§ **Do this**
Reproduce each of the lines word for word.

○ ○ ○ ○ ○ ○ ○

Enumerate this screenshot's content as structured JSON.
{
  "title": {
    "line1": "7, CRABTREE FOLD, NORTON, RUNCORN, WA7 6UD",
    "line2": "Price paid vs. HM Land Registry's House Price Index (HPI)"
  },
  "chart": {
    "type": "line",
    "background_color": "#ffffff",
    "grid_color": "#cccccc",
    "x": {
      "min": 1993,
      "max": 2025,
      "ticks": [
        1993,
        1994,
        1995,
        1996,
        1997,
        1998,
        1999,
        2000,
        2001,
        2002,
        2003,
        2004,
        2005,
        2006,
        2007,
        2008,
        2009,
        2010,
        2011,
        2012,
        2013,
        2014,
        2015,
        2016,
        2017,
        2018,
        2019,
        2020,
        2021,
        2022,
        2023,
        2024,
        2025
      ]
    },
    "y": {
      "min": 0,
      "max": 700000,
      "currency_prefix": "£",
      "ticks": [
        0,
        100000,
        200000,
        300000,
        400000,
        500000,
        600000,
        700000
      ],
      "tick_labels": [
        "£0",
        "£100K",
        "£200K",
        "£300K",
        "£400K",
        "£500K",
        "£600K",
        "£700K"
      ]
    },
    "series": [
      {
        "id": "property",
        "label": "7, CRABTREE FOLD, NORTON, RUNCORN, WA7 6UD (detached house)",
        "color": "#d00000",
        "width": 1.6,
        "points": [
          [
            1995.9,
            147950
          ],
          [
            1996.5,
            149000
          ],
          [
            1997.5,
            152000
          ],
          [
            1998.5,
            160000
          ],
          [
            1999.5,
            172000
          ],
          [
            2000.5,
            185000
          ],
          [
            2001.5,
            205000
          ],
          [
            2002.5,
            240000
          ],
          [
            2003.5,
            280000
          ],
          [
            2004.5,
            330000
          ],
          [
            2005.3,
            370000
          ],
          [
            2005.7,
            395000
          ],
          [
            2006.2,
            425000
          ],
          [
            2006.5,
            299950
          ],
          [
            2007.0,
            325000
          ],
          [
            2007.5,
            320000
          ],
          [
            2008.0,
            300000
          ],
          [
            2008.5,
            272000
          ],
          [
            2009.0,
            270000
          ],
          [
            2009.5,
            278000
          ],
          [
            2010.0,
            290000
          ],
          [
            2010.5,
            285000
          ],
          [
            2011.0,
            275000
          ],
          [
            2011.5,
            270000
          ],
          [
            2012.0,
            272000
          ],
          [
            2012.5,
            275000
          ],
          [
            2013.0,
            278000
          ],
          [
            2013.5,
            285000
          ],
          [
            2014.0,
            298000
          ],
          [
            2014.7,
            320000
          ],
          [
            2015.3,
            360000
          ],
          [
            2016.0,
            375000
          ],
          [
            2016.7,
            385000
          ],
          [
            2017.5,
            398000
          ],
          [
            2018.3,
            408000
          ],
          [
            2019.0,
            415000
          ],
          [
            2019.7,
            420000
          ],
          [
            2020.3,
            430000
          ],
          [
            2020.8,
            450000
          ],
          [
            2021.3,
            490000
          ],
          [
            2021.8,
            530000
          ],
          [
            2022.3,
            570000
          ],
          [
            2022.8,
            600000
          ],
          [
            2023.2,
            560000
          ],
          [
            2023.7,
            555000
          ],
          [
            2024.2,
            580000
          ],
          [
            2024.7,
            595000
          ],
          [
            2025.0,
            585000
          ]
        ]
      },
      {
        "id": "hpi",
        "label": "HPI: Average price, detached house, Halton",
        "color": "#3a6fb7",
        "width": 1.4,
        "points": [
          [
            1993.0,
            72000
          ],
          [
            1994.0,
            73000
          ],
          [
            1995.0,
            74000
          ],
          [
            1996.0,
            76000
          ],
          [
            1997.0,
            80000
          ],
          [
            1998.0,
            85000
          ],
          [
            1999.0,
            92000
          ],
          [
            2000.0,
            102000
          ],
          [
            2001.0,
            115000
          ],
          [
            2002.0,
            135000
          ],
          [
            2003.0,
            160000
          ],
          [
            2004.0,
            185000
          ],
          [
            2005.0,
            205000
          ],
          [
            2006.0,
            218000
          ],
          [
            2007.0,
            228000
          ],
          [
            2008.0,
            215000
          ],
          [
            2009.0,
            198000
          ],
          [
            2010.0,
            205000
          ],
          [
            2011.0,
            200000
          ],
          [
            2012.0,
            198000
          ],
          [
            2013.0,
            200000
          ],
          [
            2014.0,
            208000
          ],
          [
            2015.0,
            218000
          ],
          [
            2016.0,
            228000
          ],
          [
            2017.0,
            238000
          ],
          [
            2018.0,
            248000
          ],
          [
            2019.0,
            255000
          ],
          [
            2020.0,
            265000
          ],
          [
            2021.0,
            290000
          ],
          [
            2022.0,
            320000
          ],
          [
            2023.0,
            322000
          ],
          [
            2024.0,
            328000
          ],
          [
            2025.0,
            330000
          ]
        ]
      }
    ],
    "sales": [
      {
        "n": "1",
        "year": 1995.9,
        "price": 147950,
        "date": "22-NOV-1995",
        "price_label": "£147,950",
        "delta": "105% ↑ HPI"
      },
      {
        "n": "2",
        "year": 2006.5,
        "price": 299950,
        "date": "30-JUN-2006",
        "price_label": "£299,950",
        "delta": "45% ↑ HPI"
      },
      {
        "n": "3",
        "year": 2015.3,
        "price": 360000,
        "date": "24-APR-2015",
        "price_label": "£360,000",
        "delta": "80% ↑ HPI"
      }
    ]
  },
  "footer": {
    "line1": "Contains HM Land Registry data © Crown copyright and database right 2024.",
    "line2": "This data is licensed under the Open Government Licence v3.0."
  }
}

○ ○ ○ ○ ○ ○ ○

§ **Reply to the task**
Enumerate this screenshot's content as structured JSON.
{
  "title": {
    "line1": "7, CRABTREE FOLD, NORTON, RUNCORN, WA7 6UD",
    "line2": "Price paid vs. HM Land Registry's House Price Index (HPI)"
  },
  "chart": {
    "type": "line",
    "background_color": "#ffffff",
    "grid_color": "#cccccc",
    "x": {
      "min": 1993,
      "max": 2025,
      "ticks": [
        1993,
        1994,
        1995,
        1996,
        1997,
        1998,
        1999,
        2000,
        2001,
        2002,
        2003,
        2004,
        2005,
        2006,
        2007,
        2008,
        2009,
        2010,
        2011,
        2012,
        2013,
        2014,
        2015,
        2016,
        2017,
        2018,
        2019,
        2020,
        2021,
        2022,
        2023,
        2024,
        2025
      ]
    },
    "y": {
      "min": 0,
      "max": 700000,
      "currency_prefix": "£",
      "ticks": [
        0,
        100000,
        200000,
        300000,
        400000,
        500000,
        600000,
        700000
      ],
      "tick_labels": [
        "£0",
        "£100K",
        "£200K",
        "£300K",
        "£400K",
        "£500K",
        "£600K",
        "£700K"
      ]
    },
    "series": [
      {
        "id": "property",
        "label": "7, CRABTREE FOLD, NORTON, RUNCORN, WA7 6UD (detached house)",
        "color": "#d00000",
        "width": 1.6,
        "points": [
          [
            1995.9,
            147950
          ],
          [
            1996.5,
            149000
          ],
          [
            1997.5,
            152000
          ],
          [
            1998.5,
            160000
          ],
          [
            1999.5,
            172000
          ],
          [
            2000.5,
            185000
          ],
          [
            2001.5,
            205000
          ],
          [
            2002.5,
            240000
          ],
          [
            2003.5,
            280000
          ],
          [
            2004.5,
            330000
          ],
          [
            2005.3,
            370000
          ],
          [
            2005.7,
            395000
          ],
          [
            2006.2,
            425000
          ],
          [
            2006.5,
            299950
          ],
          [
            2007.0,
            325000
          ],
          [
            2007.5,
            320000
          ],
          [
            2008.0,
            300000
          ],
          [
            2008.5,
            272000
          ],
          [
            2009.0,
            270000
          ],
          [
            2009.5,
            278000
          ],
          [
            2010.0,
            290000
          ],
          [
            2010.5,
            285000
          ],
          [
            2011.0,
            275000
          ],
          [
            2011.5,
            270000
          ],
          [
            2012.0,
            272000
          ],
          [
            2012.5,
            275000
          ],
          [
            2013.0,
            278000
          ],
          [
            2013.5,
            285000
          ],
          [
            2014.0,
            298000
          ],
          [
            2014.7,
            320000
          ],
          [
            2015.3,
            360000
          ],
          [
            2016.0,
            375000
          ],
          [
            2016.7,
            385000
          ],
          [
            2017.5,
            398000
          ],
          [
            2018.3,
            408000
          ],
          [
            2019.0,
            415000
          ],
          [
            2019.7,
            420000
          ],
          [
            2020.3,
            430000
          ],
          [
            2020.8,
            450000
          ],
          [
            2021.3,
            490000
          ],
          [
            2021.8,
            530000
          ],
          [
            2022.3,
            570000
          ],
          [
            2022.8,
            600000
          ],
          [
            2023.2,
            560000
          ],
          [
            2023.7,
            555000
          ],
          [
            2024.2,
            580000
          ],
          [
            2024.7,
            595000
          ],
          [
            2025.0,
            585000
          ]
        ]
      },
      {
        "id": "hpi",
        "label": "HPI: Average price, detached house, Halton",
        "color": "#3a6fb7",
        "width": 1.4,
        "points": [
          [
            1993.0,
            72000
          ],
          [
            1994.0,
            73000
          ],
          [
            1995.0,
            74000
          ],
          [
            1996.0,
            76000
          ],
          [
            1997.0,
            80000
          ],
          [
            1998.0,
            85000
          ],
          [
            1999.0,
            92000
          ],
          [
            2000.0,
            102000
          ],
          [
            2001.0,
            115000
          ],
          [
            2002.0,
            135000
          ],
          [
            2003.0,
            160000
          ],
          [
            2004.0,
            185000
          ],
          [
            2005.0,
            205000
          ],
          [
            2006.0,
            218000
          ],
          [
            2007.0,
            228000
          ],
          [
            2008.0,
            215000
          ],
          [
            2009.0,
            198000
          ],
          [
            2010.0,
            205000
          ],
          [
            2011.0,
            200000
          ],
          [
            2012.0,
            198000
          ],
          [
            2013.0,
            200000
          ],
          [
            2014.0,
            208000
          ],
          [
            2015.0,
            218000
          ],
          [
            2016.0,
            228000
          ],
          [
            2017.0,
            238000
          ],
          [
            2018.0,
            248000
          ],
          [
            2019.0,
            255000
          ],
          [
            2020.0,
            265000
          ],
          [
            2021.0,
            290000
          ],
          [
            2022.0,
            320000
          ],
          [
            2023.0,
            322000
          ],
          [
            2024.0,
            328000
          ],
          [
            2025.0,
            330000
          ]
        ]
      }
    ],
    "sales": [
      {
        "n": "1",
        "year": 1995.9,
        "price": 147950,
        "date": "22-NOV-1995",
        "price_label": "£147,950",
        "delta": "105% ↑ HPI"
      },
      {
        "n": "2",
        "year": 2006.5,
        "price": 299950,
        "date": "30-JUN-2006",
        "price_label": "£299,950",
        "delta": "45% ↑ HPI"
      },
      {
        "n": "3",
        "year": 2015.3,
        "price": 360000,
        "date": "24-APR-2015",
        "price_label": "£360,000",
        "delta": "80% ↑ HPI"
      }
    ]
  },
  "footer": {
    "line1": "Contains HM Land Registry data © Crown copyright and database right 2024.",
    "line2": "This data is licensed under the Open Government Licence v3.0."
  }
}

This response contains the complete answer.